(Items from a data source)

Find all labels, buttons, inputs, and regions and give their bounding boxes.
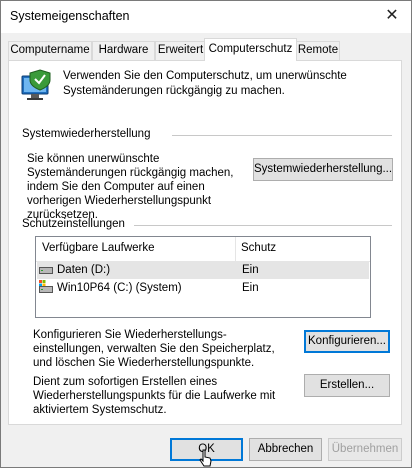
restore-group-title: Systemwiederherstellung xyxy=(22,128,151,140)
column-separator xyxy=(235,237,236,261)
intro-text: Verwenden Sie den Computerschutz, um une… xyxy=(63,70,347,97)
configure-description: Konfigurieren Sie Wiederherstellungs-ein… xyxy=(33,329,275,369)
system-restore-button[interactable]: Systemwiederherstellung... xyxy=(253,158,393,181)
drive-protection-status: Ein xyxy=(242,282,259,294)
configure-button[interactable]: Konfigurieren... xyxy=(304,330,390,353)
tab-hardware[interactable]: Hardware xyxy=(92,41,155,60)
drive-row-system[interactable]: Win10P64 (C:) (System) Ein xyxy=(37,280,369,297)
tab-computerschutz[interactable]: Computerschutz xyxy=(204,38,297,61)
restore-description: Sie können unerwünschte Systemänderungen… xyxy=(27,153,234,221)
create-button[interactable]: Erstellen... xyxy=(304,374,390,397)
drive-name: Win10P64 (C:) (System) xyxy=(57,282,182,294)
drive-icon xyxy=(39,266,53,275)
column-header-drives[interactable]: Verfügbare Laufwerke xyxy=(42,242,155,254)
drive-row-daten[interactable]: Daten (D:) Ein xyxy=(37,262,369,279)
tab-erweitert[interactable]: Erweitert xyxy=(155,41,206,60)
protection-group-divider xyxy=(134,225,392,226)
restore-group-divider xyxy=(172,135,392,136)
create-description: Dient zum sofortigen Erstellen eines Wie… xyxy=(33,376,276,416)
close-button[interactable]: ✕ xyxy=(379,5,405,27)
drive-protection-status: Ein xyxy=(242,264,259,276)
tab-remote[interactable]: Remote xyxy=(296,41,340,60)
mouse-pointer-icon xyxy=(198,449,214,469)
protection-group-title: Schutzeinstellungen xyxy=(22,218,125,230)
drive-name: Daten (D:) xyxy=(57,264,111,276)
tab-computername[interactable]: Computername xyxy=(8,41,92,60)
title-bar: Systemeigenschaften ✕ xyxy=(1,1,411,33)
drive-list-header: Verfügbare Laufwerke Schutz xyxy=(36,237,370,262)
tab-strip: Computername Hardware Erweitert Computer… xyxy=(8,38,402,61)
drive-list[interactable]: Verfügbare Laufwerke Schutz Daten (D:) E… xyxy=(35,236,371,318)
system-drive-icon xyxy=(39,280,53,293)
system-protection-shield-icon xyxy=(18,68,54,104)
window-title: Systemeigenschaften xyxy=(10,9,130,23)
apply-button[interactable]: Übernehmen xyxy=(328,438,402,461)
cancel-button[interactable]: Abbrechen xyxy=(249,438,322,461)
column-header-protection[interactable]: Schutz xyxy=(241,242,276,254)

*Given task*: Report how many lines of the records contain the string "header", counting only matches with the same letter case, and give only the number.

*Answer to this task*: 3